# Extracted data
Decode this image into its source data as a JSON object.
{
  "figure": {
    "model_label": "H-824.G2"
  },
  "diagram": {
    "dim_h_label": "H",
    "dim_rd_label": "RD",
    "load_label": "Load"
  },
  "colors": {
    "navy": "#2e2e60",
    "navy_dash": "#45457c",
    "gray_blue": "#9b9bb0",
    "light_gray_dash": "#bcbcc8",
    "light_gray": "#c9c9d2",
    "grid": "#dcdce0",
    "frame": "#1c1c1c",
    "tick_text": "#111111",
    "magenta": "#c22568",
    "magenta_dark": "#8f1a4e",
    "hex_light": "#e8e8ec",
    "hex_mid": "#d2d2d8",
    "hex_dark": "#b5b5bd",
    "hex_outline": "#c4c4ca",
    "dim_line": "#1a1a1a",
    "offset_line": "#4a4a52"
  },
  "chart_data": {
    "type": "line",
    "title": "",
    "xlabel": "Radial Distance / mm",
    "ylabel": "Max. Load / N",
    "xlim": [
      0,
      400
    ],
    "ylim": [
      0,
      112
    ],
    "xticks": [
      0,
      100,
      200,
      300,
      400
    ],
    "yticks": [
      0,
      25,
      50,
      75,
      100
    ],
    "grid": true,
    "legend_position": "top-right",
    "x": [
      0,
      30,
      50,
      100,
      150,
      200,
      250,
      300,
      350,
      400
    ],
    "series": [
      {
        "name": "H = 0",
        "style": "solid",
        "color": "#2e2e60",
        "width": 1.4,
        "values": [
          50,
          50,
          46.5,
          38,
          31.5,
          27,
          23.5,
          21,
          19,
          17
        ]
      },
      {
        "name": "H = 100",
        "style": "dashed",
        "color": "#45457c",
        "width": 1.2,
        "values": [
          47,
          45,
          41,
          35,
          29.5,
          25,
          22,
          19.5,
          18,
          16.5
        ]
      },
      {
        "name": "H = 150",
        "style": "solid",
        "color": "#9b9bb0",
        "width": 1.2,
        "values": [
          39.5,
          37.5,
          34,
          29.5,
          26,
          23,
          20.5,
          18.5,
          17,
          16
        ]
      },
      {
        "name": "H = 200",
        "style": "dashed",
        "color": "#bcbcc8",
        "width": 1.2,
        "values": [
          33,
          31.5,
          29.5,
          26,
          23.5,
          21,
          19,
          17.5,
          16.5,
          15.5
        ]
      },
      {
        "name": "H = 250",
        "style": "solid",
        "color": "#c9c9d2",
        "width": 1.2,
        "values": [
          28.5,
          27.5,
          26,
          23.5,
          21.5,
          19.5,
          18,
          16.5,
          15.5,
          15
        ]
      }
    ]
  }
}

# Objective
Return every entry verbatim.

# Final result
Decode this image into its source data as a JSON object.
{
  "figure": {
    "model_label": "H-824.G2"
  },
  "diagram": {
    "dim_h_label": "H",
    "dim_rd_label": "RD",
    "load_label": "Load"
  },
  "colors": {
    "navy": "#2e2e60",
    "navy_dash": "#45457c",
    "gray_blue": "#9b9bb0",
    "light_gray_dash": "#bcbcc8",
    "light_gray": "#c9c9d2",
    "grid": "#dcdce0",
    "frame": "#1c1c1c",
    "tick_text": "#111111",
    "magenta": "#c22568",
    "magenta_dark": "#8f1a4e",
    "hex_light": "#e8e8ec",
    "hex_mid": "#d2d2d8",
    "hex_dark": "#b5b5bd",
    "hex_outline": "#c4c4ca",
    "dim_line": "#1a1a1a",
    "offset_line": "#4a4a52"
  },
  "chart_data": {
    "type": "line",
    "title": "",
    "xlabel": "Radial Distance / mm",
    "ylabel": "Max. Load / N",
    "xlim": [
      0,
      400
    ],
    "ylim": [
      0,
      112
    ],
    "xticks": [
      0,
      100,
      200,
      300,
      400
    ],
    "yticks": [
      0,
      25,
      50,
      75,
      100
    ],
    "grid": true,
    "legend_position": "top-right",
    "x": [
      0,
      30,
      50,
      100,
      150,
      200,
      250,
      300,
      350,
      400
    ],
    "series": [
      {
        "name": "H = 0",
        "style": "solid",
        "color": "#2e2e60",
        "width": 1.4,
        "values": [
          50,
          50,
          46.5,
          38,
          31.5,
          27,
          23.5,
          21,
          19,
          17
        ]
      },
      {
        "name": "H = 100",
        "style": "dashed",
        "color": "#45457c",
        "width": 1.2,
        "values": [
          47,
          45,
          41,
          35,
          29.5,
          25,
          22,
          19.5,
          18,
          16.5
        ]
      },
      {
        "name": "H = 150",
        "style": "solid",
        "color": "#9b9bb0",
        "width": 1.2,
        "values": [
          39.5,
          37.5,
          34,
          29.5,
          26,
          23,
          20.5,
          18.5,
          17,
          16
        ]
      },
      {
        "name": "H = 200",
        "style": "dashed",
        "color": "#bcbcc8",
        "width": 1.2,
        "values": [
          33,
          31.5,
          29.5,
          26,
          23.5,
          21,
          19,
          17.5,
          16.5,
          15.5
        ]
      },
      {
        "name": "H = 250",
        "style": "solid",
        "color": "#c9c9d2",
        "width": 1.2,
        "values": [
          28.5,
          27.5,
          26,
          23.5,
          21.5,
          19.5,
          18,
          16.5,
          15.5,
          15
        ]
      }
    ]
  }
}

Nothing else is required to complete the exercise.